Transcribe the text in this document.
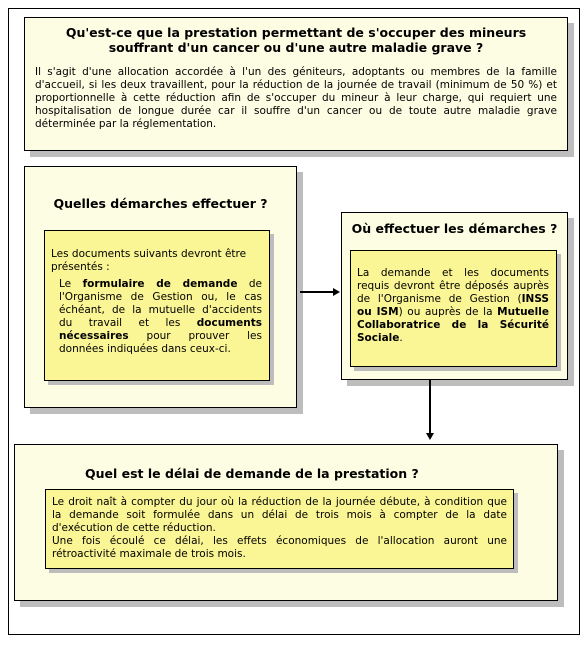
Qu'est-ce que la prestation permettant de s'occuper des mineurs souffrant d'un cancer ou d'une autre maladie grave ?
Il s'agit d'une allocation accordée à l'un des géniteurs, adoptants ou membres de la famille d'accueil, si les deux travaillent, pour la réduction de la journée de travail (minimum de 50 %) et proportionnelle à cette réduction afin de s'occuper du mineur à leur charge, qui requiert une hospitalisation de longue durée car il souffre d'un cancer ou de toute autre maladie grave déterminée par la réglementation.
Quelles démarches effectuer ?
Les documents suivants devront être présentés :
Le formulaire de demande de l'Organisme de Gestion ou, le cas échéant, de la mutuelle d'accidents du travail et les documents nécessaires pour prouver les données indiquées dans ceux-ci.
Où effectuer les démarches ?
La demande et les documents requis devront être déposés auprès de l'Organisme de Gestion (INSS ou ISM) ou auprès de la Mutuelle Collaboratrice de la Sécurité Sociale.
Quel est le délai de demande de la prestation ?
Le droit naît à compter du jour où la réduction de la journée débute, à condition que la demande soit formulée dans un délai de trois mois à compter de la date d'exécution de cette réduction.
Une fois écoulé ce délai, les effets économiques de l'allocation auront une rétroactivité maximale de trois mois.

= Your goal =
Identify lines with the string "effectuer". Copy each one.

= Completed exercise =
Quelles démarches effectuer ?
Où effectuer les démarches ?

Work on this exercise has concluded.